= Task instructions =
Can you pull out each line of the data below that includes the word "trainings"?

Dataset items
"""

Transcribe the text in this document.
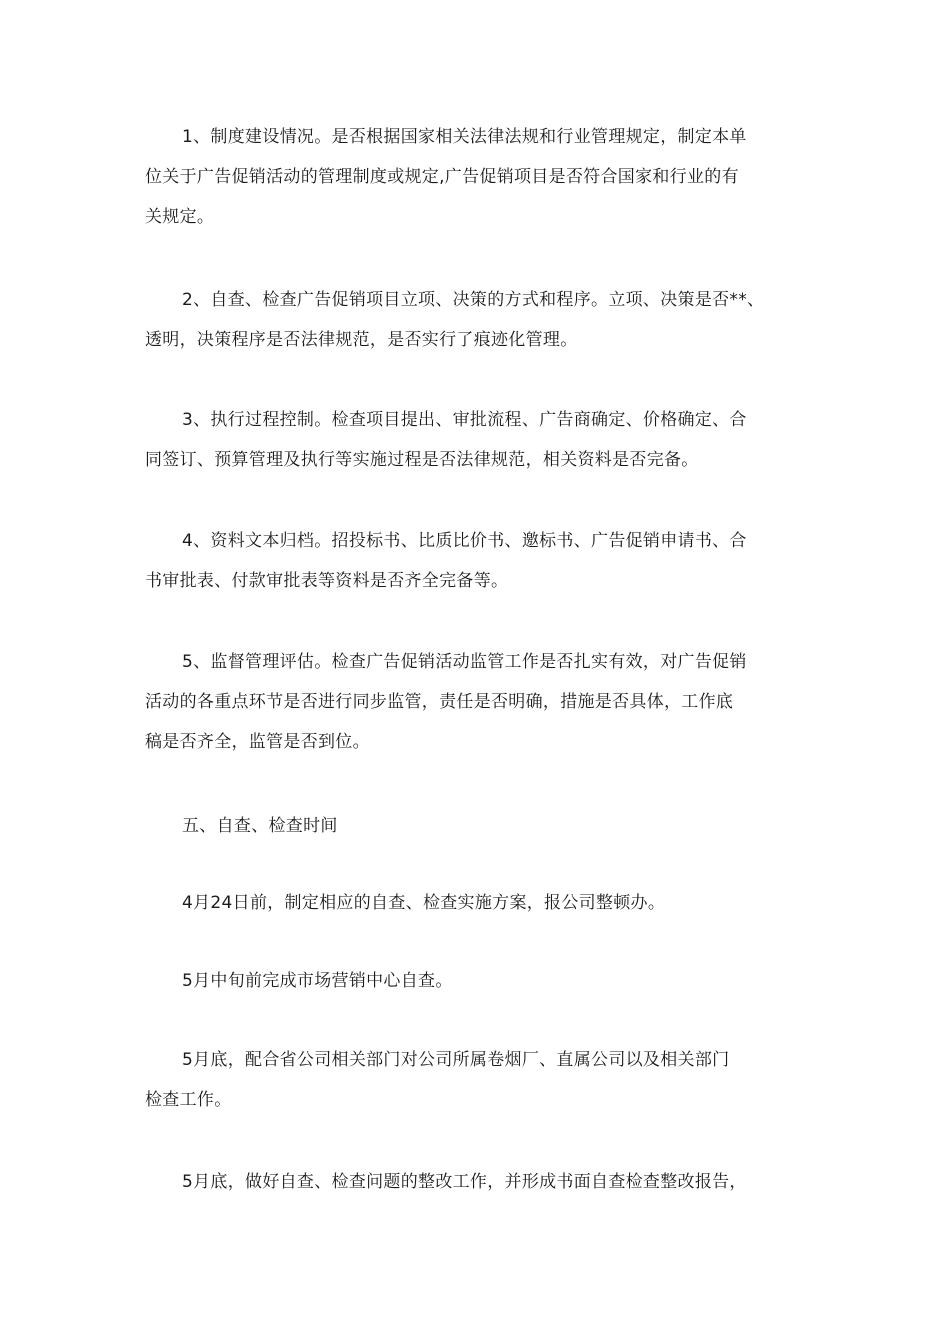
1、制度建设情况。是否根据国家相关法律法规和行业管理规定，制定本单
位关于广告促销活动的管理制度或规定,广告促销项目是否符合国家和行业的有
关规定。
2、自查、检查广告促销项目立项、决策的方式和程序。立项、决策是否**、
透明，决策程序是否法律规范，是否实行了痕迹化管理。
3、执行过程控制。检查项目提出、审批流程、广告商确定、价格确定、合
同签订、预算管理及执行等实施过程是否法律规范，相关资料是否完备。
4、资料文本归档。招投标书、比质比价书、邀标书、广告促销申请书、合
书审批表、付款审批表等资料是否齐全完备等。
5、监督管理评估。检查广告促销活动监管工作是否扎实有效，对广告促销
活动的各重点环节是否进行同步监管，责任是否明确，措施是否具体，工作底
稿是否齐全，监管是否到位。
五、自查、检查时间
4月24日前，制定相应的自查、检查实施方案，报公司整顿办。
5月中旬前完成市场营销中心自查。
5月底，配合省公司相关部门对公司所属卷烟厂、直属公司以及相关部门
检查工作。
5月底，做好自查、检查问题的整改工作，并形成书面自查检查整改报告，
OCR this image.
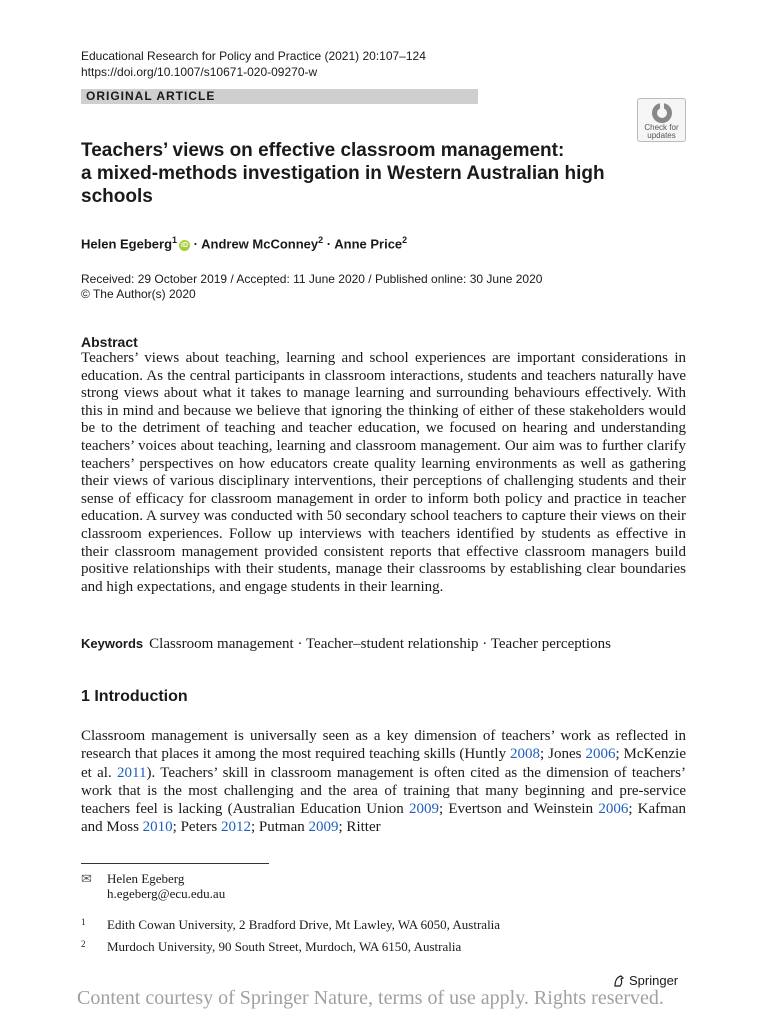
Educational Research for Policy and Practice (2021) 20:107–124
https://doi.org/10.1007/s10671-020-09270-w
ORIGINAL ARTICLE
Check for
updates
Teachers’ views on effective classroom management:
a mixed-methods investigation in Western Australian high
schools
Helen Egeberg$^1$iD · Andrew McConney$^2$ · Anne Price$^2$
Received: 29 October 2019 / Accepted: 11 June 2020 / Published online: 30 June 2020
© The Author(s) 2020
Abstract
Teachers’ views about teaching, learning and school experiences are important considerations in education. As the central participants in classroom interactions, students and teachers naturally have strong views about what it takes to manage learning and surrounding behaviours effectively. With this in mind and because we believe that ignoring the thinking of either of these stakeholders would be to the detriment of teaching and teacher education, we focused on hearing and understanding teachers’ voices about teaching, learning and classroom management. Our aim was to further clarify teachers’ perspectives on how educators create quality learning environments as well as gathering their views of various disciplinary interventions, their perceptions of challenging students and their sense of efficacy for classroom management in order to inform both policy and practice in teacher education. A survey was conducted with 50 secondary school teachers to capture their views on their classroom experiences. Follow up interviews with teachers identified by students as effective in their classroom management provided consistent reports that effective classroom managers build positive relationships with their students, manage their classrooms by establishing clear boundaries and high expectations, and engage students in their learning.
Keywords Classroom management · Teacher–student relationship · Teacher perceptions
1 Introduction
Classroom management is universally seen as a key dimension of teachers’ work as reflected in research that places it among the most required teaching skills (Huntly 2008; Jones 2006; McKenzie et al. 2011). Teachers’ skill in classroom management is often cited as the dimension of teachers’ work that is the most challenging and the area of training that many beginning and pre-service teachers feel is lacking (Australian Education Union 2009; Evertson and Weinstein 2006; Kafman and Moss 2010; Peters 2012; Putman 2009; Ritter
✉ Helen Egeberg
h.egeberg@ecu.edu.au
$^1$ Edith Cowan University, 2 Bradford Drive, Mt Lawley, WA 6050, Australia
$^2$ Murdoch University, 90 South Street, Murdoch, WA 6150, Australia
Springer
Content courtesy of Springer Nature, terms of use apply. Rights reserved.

"""
"""

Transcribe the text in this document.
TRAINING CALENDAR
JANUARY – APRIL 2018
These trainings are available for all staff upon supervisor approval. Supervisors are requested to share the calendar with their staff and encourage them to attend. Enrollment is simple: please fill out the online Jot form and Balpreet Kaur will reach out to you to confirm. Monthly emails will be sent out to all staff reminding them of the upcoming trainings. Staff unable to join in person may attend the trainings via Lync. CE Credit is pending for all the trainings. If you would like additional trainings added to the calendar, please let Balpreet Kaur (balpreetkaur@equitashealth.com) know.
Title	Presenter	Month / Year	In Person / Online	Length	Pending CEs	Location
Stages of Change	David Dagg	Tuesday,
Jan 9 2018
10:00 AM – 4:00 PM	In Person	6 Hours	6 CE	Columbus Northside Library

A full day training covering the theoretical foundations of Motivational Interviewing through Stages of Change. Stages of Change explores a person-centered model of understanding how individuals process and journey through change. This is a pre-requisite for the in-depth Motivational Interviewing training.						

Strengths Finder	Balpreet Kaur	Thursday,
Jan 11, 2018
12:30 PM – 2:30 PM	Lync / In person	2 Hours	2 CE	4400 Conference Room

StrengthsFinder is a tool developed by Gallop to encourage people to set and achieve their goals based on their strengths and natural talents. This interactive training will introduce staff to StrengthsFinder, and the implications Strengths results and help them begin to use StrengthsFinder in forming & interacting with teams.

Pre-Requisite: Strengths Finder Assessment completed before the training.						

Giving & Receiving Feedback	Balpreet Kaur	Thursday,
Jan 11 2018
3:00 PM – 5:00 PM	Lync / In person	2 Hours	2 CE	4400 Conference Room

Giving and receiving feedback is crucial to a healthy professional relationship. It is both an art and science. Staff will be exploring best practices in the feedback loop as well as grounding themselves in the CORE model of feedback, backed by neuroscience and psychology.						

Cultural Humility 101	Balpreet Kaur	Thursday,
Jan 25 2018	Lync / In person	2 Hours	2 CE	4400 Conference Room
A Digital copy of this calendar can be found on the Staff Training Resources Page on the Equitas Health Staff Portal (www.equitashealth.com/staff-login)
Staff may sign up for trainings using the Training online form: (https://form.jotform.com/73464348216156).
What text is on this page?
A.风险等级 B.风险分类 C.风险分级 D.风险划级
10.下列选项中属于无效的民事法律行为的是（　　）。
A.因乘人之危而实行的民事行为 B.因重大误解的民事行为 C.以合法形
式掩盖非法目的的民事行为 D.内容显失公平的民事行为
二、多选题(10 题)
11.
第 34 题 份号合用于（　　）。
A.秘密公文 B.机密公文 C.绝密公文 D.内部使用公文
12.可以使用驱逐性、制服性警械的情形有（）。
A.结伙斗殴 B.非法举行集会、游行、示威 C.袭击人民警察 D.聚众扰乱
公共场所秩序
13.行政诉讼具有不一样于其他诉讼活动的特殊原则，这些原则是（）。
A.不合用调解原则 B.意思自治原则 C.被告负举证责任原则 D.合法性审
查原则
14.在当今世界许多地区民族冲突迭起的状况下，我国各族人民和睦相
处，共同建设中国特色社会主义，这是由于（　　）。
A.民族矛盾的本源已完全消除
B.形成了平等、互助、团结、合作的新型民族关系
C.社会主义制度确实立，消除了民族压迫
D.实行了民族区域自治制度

"""
"""

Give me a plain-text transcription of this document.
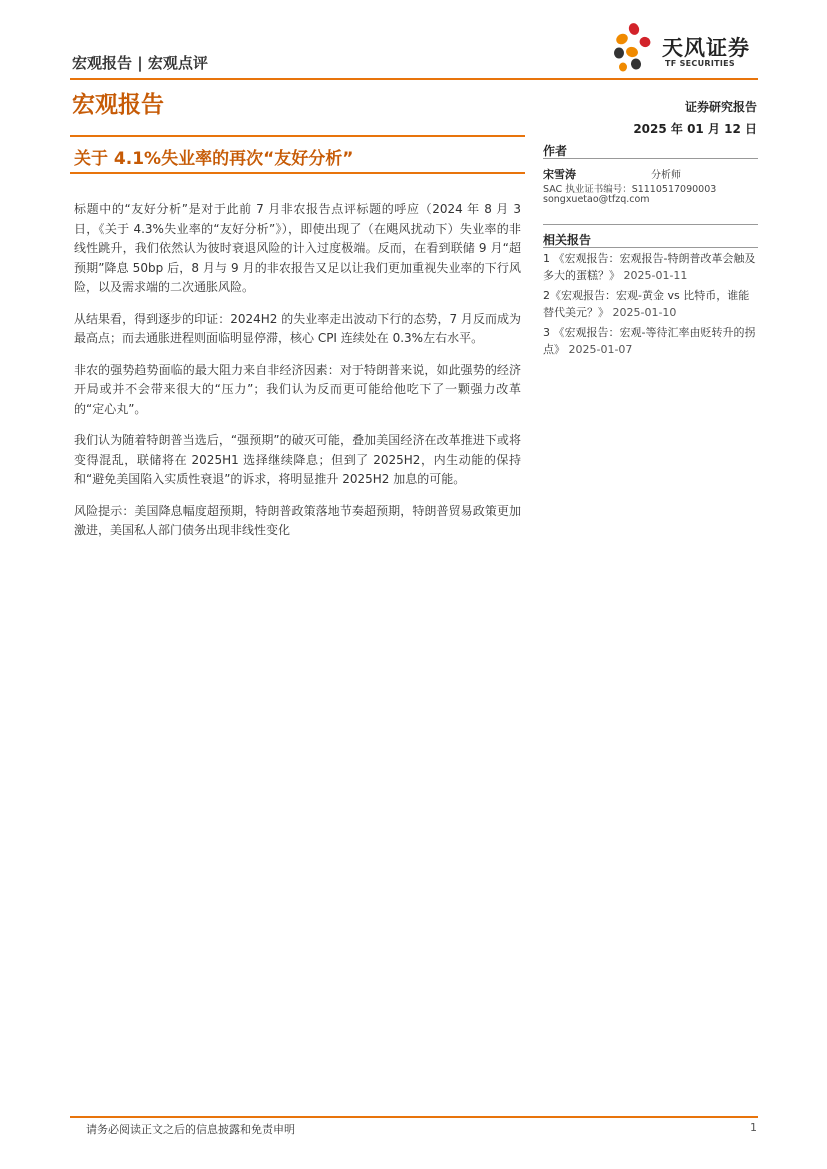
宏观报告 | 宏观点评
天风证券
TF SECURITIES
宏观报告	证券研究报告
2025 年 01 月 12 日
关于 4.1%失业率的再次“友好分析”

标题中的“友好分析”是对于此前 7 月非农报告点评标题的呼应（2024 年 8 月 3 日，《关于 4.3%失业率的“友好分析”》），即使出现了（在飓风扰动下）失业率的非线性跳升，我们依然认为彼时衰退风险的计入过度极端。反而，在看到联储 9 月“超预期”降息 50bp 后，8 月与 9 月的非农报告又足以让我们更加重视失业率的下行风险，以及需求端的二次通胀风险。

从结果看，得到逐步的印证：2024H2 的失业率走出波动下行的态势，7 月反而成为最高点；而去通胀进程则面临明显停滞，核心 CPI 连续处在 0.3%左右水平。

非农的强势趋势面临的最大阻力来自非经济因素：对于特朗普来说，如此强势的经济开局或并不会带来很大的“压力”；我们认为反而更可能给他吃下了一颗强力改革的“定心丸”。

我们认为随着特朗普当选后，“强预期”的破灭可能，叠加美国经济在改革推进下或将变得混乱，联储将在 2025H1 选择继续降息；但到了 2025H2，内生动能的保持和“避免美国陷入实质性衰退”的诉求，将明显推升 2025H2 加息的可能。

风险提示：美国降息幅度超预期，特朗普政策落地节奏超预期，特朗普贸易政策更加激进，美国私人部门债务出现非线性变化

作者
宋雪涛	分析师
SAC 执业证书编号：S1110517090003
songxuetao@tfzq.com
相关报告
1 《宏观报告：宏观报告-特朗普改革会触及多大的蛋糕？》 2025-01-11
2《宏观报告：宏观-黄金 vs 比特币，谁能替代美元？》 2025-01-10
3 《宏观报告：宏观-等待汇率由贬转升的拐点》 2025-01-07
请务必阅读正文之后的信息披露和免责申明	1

"""

= Final answer =
These trainings are available for all staff upon supervisor approval. Supervisors are requested to share the calendar with their staff and encourage them to attend. Enrollment is simple: please fill out the online Jot form and Balpreet Kaur will reach out to you to confirm. Monthly emails will be sent out to all staff reminding them of the upcoming trainings. Staff unable to join in person may attend the trainings via Lync. CE Credit is pending for all the trainings. If you would like additional trainings added to the calendar, please let Balpreet Kaur (balpreetkaur@equitashealth.com) know.
Staff may sign up for trainings using the Training online form: (https://form.jotform.com/73464348216156).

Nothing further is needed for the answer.